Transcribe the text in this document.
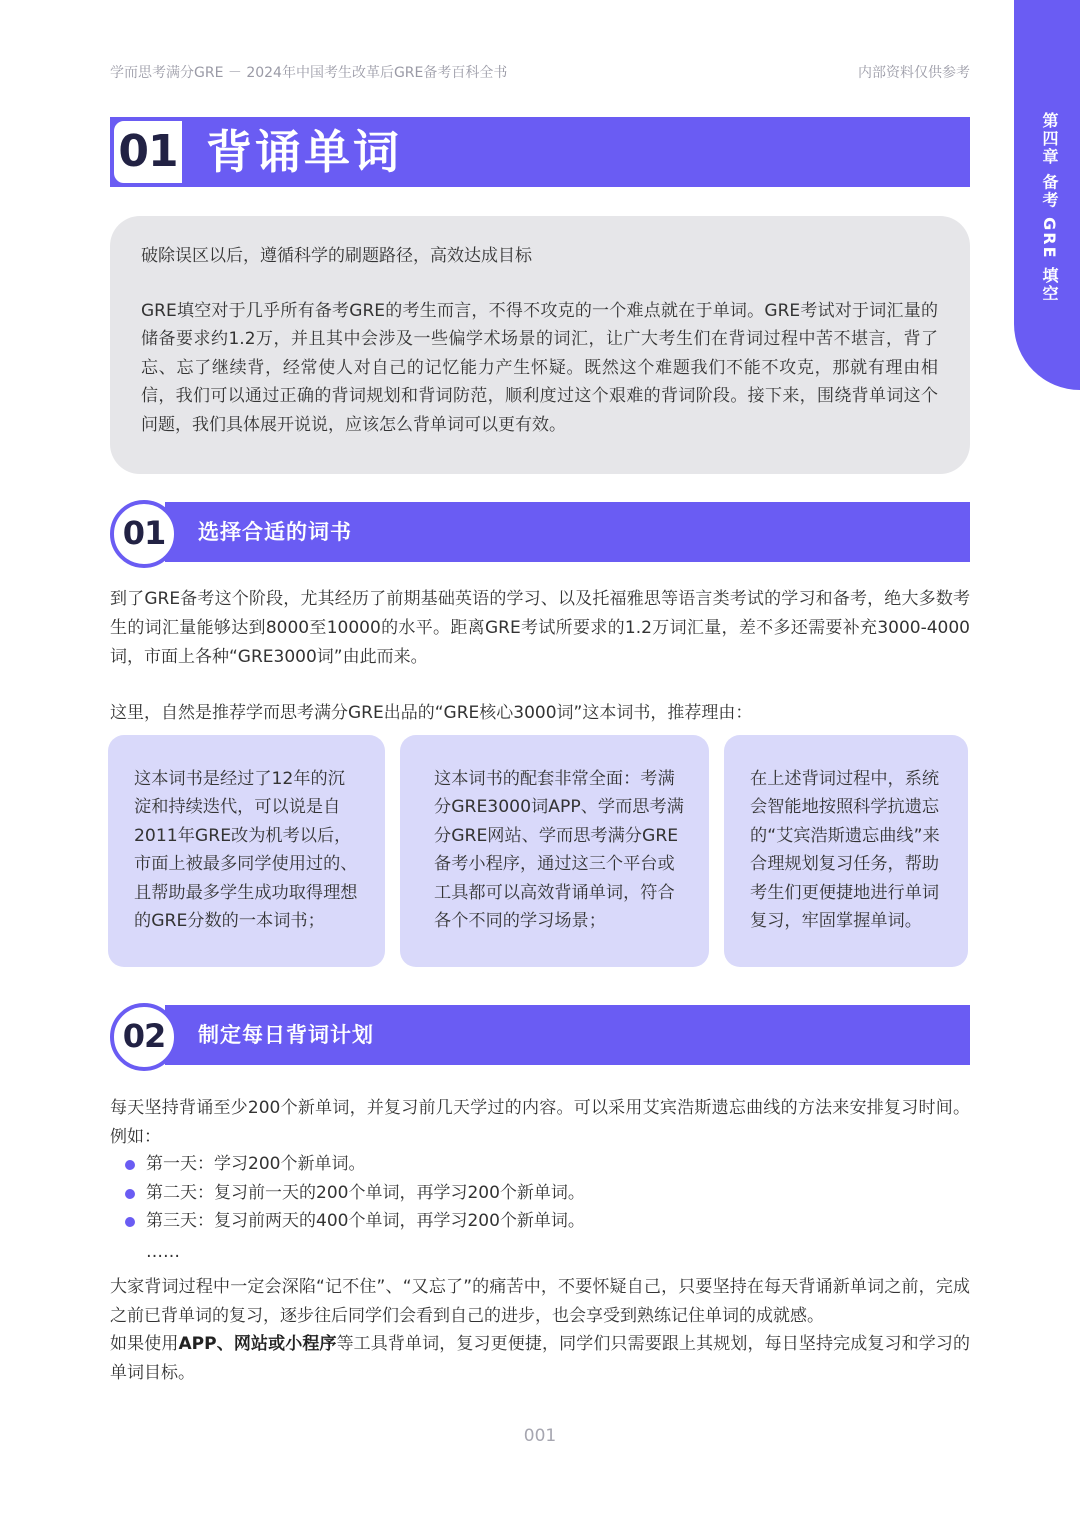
学而思考满分GRE － 2024年中国考生改革后GRE备考百科全书	内部资料仅供参考
第四章 备考 GRE 填空
01 背诵单词

破除误区以后，遵循科学的刷题路径，高效达成目标

GRE填空对于几乎所有备考GRE的考生而言，不得不攻克的一个难点就在于单词。GRE考试对于词汇量的储备要求约1.2万，并且其中会涉及一些偏学术场景的词汇，让广大考生们在背词过程中苦不堪言，背了忘、忘了继续背，经常使人对自己的记忆能力产生怀疑。既然这个难题我们不能不攻克，那就有理由相信，我们可以通过正确的背词规划和背词防范，顺利度过这个艰难的背词阶段。接下来，围绕背单词这个问题，我们具体展开说说，应该怎么背单词可以更有效。

01	选择合适的词书

到了GRE备考这个阶段，尤其经历了前期基础英语的学习、以及托福雅思等语言类考试的学习和备考，绝大多数考生的词汇量能够达到8000至10000的水平。距离GRE考试所要求的1.2万词汇量，差不多还需要补充3000-4000词，市面上各种“GRE3000词”由此而来。

这里，自然是推荐学而思考满分GRE出品的“GRE核心3000词”这本词书，推荐理由：

这本词书是经过了12年的沉淀和持续迭代，可以说是自2011年GRE改为机考以后，市面上被最多同学使用过的、且帮助最多学生成功取得理想的GRE分数的一本词书；
这本词书的配套非常全面：考满分GRE3000词APP、学而思考满分GRE网站、学而思考满分GRE备考小程序，通过这三个平台或工具都可以高效背诵单词，符合各个不同的学习场景；
在上述背词过程中，系统会智能地按照科学抗遗忘的“艾宾浩斯遗忘曲线”来合理规划复习任务，帮助考生们更便捷地进行单词复习，牢固掌握单词。
02	制定每日背词计划

每天坚持背诵至少200个新单词，并复习前几天学过的内容。可以采用艾宾浩斯遗忘曲线的方法来安排复习时间。例如：

第一天：学习200个新单词。
第二天：复习前一天的200个单词，再学习200个新单词。
第三天：复习前两天的400个单词，再学习200个新单词。
……

大家背词过程中一定会深陷“记不住”、“又忘了”的痛苦中，不要怀疑自己，只要坚持在每天背诵新单词之前，完成之前已背单词的复习，逐步往后同学们会看到自己的进步，也会享受到熟练记住单词的成就感。

如果使用APP、网站或小程序等工具背单词，复习更便捷，同学们只需要跟上其规划，每日坚持完成复习和学习的单词目标。

001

• _JOB_
All of the entries need to be transcribed word for word; pictures are left out.

• _OUTPUT FOR THIS EXERCISE_
Transcribe the text in this document.
学而思考满分GRE － 2024年中国考生改革后GRE备考百科全书	内部资料仅供参考
第四章 备考 GRE 填空
01 背诵单词

破除误区以后，遵循科学的刷题路径，高效达成目标

GRE填空对于几乎所有备考GRE的考生而言，不得不攻克的一个难点就在于单词。GRE考试对于词汇量的储备要求约1.2万，并且其中会涉及一些偏学术场景的词汇，让广大考生们在背词过程中苦不堪言，背了忘、忘了继续背，经常使人对自己的记忆能力产生怀疑。既然这个难题我们不能不攻克，那就有理由相信，我们可以通过正确的背词规划和背词防范，顺利度过这个艰难的背词阶段。接下来，围绕背单词这个问题，我们具体展开说说，应该怎么背单词可以更有效。

01	选择合适的词书

到了GRE备考这个阶段，尤其经历了前期基础英语的学习、以及托福雅思等语言类考试的学习和备考，绝大多数考生的词汇量能够达到8000至10000的水平。距离GRE考试所要求的1.2万词汇量，差不多还需要补充3000-4000词，市面上各种“GRE3000词”由此而来。

这里，自然是推荐学而思考满分GRE出品的“GRE核心3000词”这本词书，推荐理由：

这本词书是经过了12年的沉淀和持续迭代，可以说是自2011年GRE改为机考以后，市面上被最多同学使用过的、且帮助最多学生成功取得理想的GRE分数的一本词书；
这本词书的配套非常全面：考满分GRE3000词APP、学而思考满分GRE网站、学而思考满分GRE备考小程序，通过这三个平台或工具都可以高效背诵单词，符合各个不同的学习场景；
在上述背词过程中，系统会智能地按照科学抗遗忘的“艾宾浩斯遗忘曲线”来合理规划复习任务，帮助考生们更便捷地进行单词复习，牢固掌握单词。
02	制定每日背词计划

每天坚持背诵至少200个新单词，并复习前几天学过的内容。可以采用艾宾浩斯遗忘曲线的方法来安排复习时间。例如：

第一天：学习200个新单词。
第二天：复习前一天的200个单词，再学习200个新单词。
第三天：复习前两天的400个单词，再学习200个新单词。
……

大家背词过程中一定会深陷“记不住”、“又忘了”的痛苦中，不要怀疑自己，只要坚持在每天背诵新单词之前，完成之前已背单词的复习，逐步往后同学们会看到自己的进步，也会享受到熟练记住单词的成就感。

如果使用APP、网站或小程序等工具背单词，复习更便捷，同学们只需要跟上其规划，每日坚持完成复习和学习的单词目标。

001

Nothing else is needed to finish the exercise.